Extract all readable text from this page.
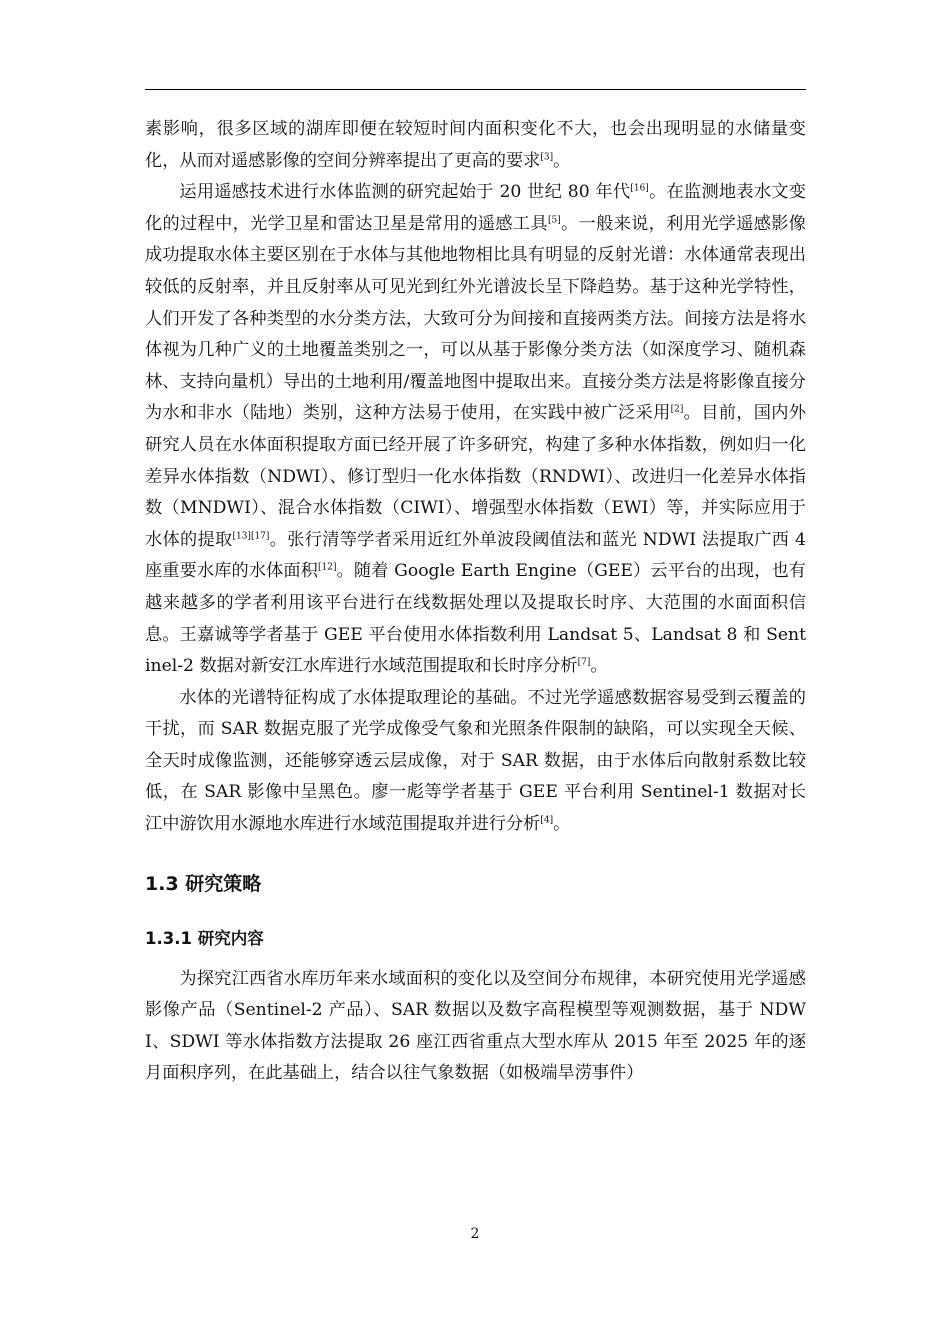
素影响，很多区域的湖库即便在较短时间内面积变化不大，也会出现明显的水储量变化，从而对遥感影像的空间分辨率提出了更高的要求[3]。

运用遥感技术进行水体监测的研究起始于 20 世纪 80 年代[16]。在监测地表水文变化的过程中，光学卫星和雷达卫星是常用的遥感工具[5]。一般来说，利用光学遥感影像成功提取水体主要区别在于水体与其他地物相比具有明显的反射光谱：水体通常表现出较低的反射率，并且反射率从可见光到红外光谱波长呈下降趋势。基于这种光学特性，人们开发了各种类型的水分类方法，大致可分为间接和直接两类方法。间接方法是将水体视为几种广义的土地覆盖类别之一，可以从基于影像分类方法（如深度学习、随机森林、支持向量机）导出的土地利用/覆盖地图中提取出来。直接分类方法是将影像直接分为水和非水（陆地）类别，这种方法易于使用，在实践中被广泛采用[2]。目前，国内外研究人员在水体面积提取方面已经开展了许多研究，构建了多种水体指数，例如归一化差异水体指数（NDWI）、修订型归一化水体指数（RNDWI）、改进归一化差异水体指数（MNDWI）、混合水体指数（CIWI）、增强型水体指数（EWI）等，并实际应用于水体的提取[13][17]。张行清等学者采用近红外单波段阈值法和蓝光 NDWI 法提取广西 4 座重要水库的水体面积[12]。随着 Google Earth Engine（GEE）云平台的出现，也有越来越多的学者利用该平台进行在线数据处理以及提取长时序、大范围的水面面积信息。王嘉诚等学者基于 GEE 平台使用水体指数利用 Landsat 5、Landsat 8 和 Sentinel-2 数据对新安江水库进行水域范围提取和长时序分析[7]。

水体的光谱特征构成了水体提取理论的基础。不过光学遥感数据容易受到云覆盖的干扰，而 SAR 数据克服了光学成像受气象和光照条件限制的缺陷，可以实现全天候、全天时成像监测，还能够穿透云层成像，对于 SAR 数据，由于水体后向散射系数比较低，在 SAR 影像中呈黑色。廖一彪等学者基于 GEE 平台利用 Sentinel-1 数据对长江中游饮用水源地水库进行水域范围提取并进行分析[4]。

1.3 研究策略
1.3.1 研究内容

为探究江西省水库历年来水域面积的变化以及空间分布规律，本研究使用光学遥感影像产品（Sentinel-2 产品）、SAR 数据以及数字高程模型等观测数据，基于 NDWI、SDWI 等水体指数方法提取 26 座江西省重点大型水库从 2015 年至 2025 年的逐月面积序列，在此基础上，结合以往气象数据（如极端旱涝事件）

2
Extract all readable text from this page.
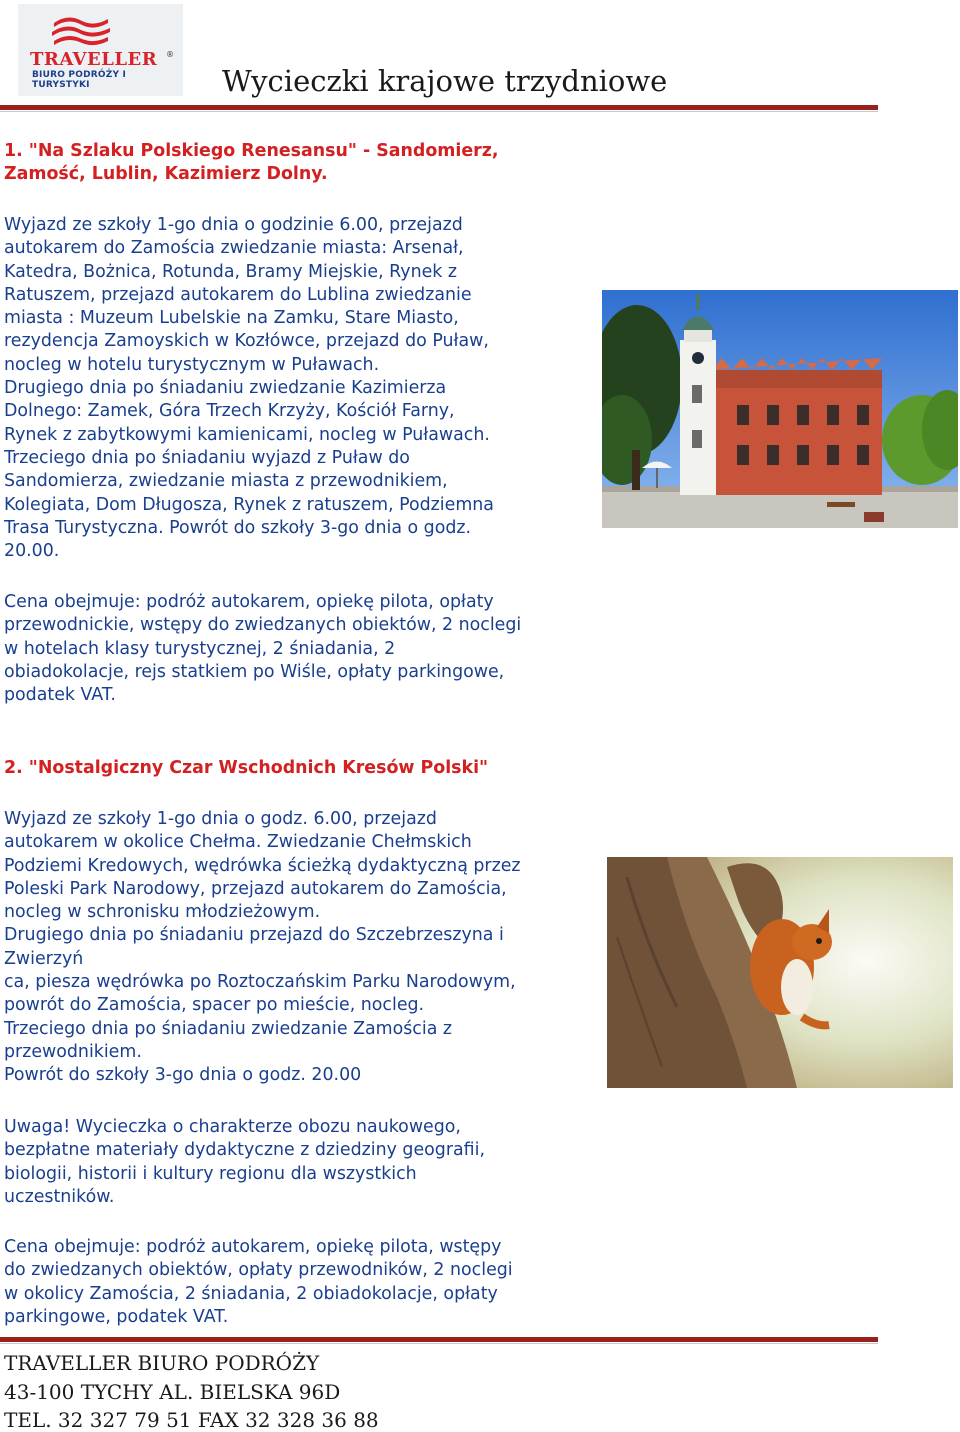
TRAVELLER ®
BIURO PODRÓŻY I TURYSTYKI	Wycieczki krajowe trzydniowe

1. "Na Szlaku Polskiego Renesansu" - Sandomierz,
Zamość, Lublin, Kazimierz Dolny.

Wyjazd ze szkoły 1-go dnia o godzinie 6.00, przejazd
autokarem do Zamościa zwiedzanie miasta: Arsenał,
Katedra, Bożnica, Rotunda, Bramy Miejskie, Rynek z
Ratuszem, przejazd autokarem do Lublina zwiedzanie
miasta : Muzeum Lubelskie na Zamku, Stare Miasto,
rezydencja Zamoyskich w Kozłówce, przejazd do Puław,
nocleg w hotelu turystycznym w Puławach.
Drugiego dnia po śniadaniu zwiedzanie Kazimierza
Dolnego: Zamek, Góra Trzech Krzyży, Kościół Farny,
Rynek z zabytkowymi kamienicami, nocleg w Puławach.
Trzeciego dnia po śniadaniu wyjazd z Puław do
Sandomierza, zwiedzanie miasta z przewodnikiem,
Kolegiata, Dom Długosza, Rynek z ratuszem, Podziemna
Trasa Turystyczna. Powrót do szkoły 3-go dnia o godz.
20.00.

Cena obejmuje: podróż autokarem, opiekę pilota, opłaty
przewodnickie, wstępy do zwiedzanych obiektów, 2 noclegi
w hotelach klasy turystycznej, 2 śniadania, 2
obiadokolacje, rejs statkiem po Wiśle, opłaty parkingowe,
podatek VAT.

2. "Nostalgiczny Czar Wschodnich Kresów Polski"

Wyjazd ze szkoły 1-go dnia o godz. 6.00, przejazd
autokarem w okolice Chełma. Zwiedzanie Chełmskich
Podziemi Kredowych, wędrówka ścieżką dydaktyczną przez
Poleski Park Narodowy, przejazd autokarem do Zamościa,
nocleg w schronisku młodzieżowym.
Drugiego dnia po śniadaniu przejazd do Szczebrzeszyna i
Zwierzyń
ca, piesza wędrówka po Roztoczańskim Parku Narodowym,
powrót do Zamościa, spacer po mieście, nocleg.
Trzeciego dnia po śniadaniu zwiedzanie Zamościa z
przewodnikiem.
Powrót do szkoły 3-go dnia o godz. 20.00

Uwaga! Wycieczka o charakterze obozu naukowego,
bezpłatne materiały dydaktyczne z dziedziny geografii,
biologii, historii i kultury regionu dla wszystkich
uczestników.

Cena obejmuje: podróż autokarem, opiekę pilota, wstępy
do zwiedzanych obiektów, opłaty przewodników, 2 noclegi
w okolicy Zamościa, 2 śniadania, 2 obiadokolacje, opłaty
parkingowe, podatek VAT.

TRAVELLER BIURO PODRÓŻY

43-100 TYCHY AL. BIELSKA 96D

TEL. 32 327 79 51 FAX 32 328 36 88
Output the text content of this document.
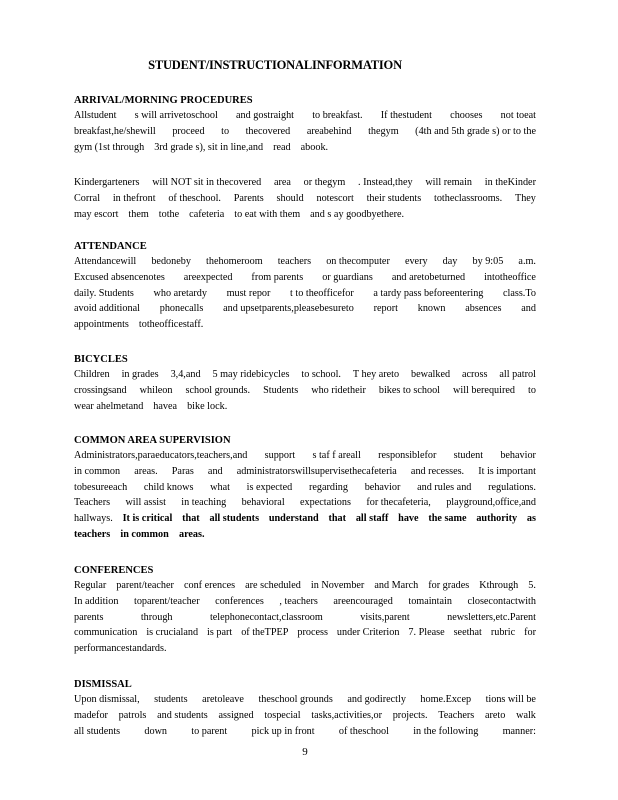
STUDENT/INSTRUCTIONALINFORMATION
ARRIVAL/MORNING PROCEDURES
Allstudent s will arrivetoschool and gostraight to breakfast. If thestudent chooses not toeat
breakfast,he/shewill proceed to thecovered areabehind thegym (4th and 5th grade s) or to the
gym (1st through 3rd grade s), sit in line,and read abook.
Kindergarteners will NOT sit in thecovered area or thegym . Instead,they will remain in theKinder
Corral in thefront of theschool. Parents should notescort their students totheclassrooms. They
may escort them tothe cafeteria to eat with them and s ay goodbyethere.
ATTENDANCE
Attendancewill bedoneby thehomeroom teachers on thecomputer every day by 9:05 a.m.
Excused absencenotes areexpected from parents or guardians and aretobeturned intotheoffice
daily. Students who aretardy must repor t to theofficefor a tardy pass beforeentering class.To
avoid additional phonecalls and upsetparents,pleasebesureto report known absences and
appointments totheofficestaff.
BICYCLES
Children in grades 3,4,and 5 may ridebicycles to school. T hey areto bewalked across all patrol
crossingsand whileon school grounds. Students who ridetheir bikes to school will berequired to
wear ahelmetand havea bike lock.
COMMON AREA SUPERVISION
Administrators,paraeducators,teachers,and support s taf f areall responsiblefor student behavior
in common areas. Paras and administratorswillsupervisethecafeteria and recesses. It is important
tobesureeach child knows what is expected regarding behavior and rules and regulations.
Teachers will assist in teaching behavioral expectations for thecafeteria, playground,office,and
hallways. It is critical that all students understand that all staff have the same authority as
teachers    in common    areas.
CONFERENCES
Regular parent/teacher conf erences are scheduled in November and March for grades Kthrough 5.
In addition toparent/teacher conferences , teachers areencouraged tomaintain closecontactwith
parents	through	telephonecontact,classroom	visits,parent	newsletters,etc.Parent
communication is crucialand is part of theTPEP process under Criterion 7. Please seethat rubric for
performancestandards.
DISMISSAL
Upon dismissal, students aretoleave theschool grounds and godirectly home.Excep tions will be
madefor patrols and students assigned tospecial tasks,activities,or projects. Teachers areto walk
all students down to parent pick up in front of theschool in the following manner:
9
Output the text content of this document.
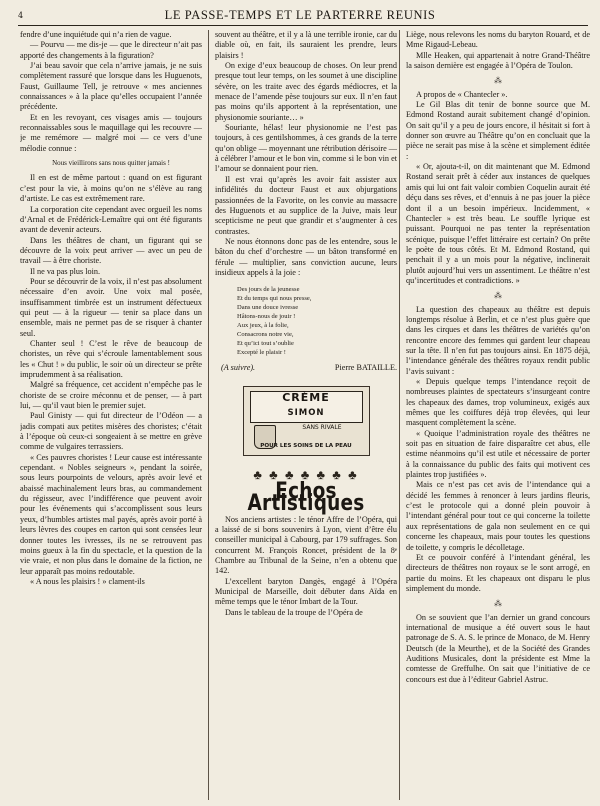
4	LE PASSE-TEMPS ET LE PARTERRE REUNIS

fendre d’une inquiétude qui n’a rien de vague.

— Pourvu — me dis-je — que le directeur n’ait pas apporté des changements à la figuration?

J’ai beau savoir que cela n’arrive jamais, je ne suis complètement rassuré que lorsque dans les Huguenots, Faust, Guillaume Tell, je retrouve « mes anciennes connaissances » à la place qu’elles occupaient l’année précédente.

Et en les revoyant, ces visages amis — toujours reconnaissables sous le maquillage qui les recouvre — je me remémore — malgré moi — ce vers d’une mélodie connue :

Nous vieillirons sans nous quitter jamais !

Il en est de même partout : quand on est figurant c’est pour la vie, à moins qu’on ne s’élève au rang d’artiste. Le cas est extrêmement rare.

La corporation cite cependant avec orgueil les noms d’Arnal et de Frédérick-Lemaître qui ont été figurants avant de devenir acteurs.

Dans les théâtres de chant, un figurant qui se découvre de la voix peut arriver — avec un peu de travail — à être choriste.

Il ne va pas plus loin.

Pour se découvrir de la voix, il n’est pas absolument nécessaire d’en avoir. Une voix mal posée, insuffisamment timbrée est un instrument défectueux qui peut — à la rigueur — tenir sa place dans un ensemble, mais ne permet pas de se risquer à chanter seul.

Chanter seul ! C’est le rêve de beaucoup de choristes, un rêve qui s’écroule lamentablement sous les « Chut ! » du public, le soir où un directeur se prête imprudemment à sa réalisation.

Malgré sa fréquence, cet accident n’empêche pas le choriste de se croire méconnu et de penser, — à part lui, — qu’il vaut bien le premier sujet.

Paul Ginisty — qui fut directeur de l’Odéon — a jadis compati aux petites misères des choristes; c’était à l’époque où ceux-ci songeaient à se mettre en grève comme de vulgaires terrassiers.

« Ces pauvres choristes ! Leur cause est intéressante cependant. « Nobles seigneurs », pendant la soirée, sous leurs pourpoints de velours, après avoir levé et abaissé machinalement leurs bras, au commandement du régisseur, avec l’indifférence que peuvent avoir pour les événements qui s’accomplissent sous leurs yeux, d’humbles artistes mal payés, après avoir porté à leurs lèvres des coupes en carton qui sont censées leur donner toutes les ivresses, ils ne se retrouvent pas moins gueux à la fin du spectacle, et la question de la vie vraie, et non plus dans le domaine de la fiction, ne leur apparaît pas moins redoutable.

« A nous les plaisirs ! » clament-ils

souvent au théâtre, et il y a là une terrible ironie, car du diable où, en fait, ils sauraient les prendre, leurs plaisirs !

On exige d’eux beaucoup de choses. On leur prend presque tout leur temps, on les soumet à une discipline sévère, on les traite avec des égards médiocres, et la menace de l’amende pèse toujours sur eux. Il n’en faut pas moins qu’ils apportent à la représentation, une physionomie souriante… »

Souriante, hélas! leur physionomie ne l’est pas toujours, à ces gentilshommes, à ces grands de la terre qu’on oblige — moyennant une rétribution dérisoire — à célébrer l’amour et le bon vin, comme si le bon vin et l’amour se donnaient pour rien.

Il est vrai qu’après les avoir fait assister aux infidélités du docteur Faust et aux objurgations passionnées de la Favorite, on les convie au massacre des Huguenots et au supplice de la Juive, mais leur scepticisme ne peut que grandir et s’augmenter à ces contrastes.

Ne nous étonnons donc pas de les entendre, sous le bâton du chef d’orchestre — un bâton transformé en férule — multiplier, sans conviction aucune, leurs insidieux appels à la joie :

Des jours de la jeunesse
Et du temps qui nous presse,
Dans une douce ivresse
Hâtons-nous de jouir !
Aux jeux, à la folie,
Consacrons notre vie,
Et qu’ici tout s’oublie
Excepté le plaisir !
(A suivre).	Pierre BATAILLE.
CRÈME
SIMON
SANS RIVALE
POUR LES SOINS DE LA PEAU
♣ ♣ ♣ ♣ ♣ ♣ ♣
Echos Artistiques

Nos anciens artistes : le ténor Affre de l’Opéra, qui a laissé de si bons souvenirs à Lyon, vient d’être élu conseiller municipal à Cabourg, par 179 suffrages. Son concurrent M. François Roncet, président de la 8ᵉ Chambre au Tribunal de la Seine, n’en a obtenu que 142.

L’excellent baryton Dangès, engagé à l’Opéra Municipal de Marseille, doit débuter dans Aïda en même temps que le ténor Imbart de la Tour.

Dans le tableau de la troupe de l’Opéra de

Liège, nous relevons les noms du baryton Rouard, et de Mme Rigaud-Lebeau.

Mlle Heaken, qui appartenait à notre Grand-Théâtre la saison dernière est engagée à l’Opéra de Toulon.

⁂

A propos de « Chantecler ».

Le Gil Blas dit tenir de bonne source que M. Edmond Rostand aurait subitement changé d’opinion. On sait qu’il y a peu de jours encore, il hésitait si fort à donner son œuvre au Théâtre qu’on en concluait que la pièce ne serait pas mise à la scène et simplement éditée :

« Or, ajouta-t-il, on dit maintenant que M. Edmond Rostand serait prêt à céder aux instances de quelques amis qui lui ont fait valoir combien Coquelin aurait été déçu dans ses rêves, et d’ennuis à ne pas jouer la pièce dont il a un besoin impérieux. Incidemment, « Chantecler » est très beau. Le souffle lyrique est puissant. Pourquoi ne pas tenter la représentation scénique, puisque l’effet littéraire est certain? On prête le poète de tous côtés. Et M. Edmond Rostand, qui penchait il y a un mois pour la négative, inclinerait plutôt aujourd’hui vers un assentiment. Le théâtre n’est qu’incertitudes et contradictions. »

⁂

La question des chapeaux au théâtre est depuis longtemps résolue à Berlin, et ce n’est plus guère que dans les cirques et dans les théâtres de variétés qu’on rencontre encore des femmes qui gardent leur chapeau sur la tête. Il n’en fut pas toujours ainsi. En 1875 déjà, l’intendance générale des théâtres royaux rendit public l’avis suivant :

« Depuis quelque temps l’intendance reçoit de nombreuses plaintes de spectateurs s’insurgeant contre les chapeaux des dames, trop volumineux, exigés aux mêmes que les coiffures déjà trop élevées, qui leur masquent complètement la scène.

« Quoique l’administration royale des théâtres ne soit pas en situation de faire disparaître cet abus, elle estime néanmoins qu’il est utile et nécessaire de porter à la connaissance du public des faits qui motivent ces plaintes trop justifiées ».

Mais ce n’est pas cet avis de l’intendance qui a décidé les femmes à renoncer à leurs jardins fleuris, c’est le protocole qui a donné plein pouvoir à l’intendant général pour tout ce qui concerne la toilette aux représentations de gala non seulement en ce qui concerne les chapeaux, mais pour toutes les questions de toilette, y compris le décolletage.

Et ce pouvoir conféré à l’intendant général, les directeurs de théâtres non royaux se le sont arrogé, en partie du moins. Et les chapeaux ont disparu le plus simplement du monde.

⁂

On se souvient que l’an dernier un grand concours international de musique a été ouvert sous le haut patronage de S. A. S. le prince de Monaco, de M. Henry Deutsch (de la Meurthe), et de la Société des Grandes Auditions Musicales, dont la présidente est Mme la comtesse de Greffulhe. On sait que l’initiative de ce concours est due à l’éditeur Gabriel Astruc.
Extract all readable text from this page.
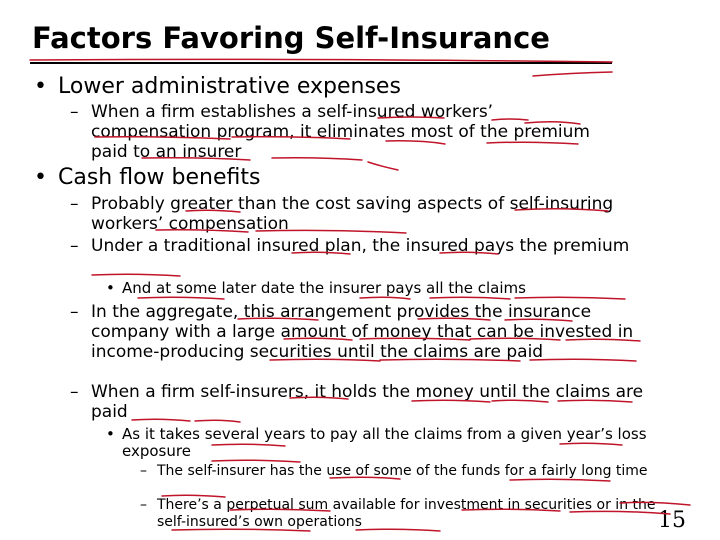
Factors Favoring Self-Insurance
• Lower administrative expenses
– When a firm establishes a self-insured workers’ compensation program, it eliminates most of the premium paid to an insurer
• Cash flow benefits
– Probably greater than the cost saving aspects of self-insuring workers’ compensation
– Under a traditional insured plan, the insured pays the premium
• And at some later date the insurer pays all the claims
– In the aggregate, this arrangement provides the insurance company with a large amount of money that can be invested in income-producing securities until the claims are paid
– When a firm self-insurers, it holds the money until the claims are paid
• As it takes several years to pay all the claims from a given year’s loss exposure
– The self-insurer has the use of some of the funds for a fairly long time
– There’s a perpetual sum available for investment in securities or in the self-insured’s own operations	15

# # #

The problem: Pull out all lines of the data with the string "Opéra".

Expected output:
Nos anciens artistes : le ténor Affre de l’Opéra, qui a laissé de si bons souvenirs à Lyon, vient d’être élu conseiller municipal à Cabourg, par 179 suffrages. Son concurrent M. François Roncet, président de la 8ᵉ Chambre au Tribunal de la Seine, n’en a obtenu que 142.
L’excellent baryton Dangès, engagé à l’Opéra Municipal de Marseille, doit débuter dans Aïda en même temps que le ténor Imbart de la Tour.
Dans le tableau de la troupe de l’Opéra de
Mlle Heaken, qui appartenait à notre Grand-Théâtre la saison dernière est engagée à l’Opéra de Toulon.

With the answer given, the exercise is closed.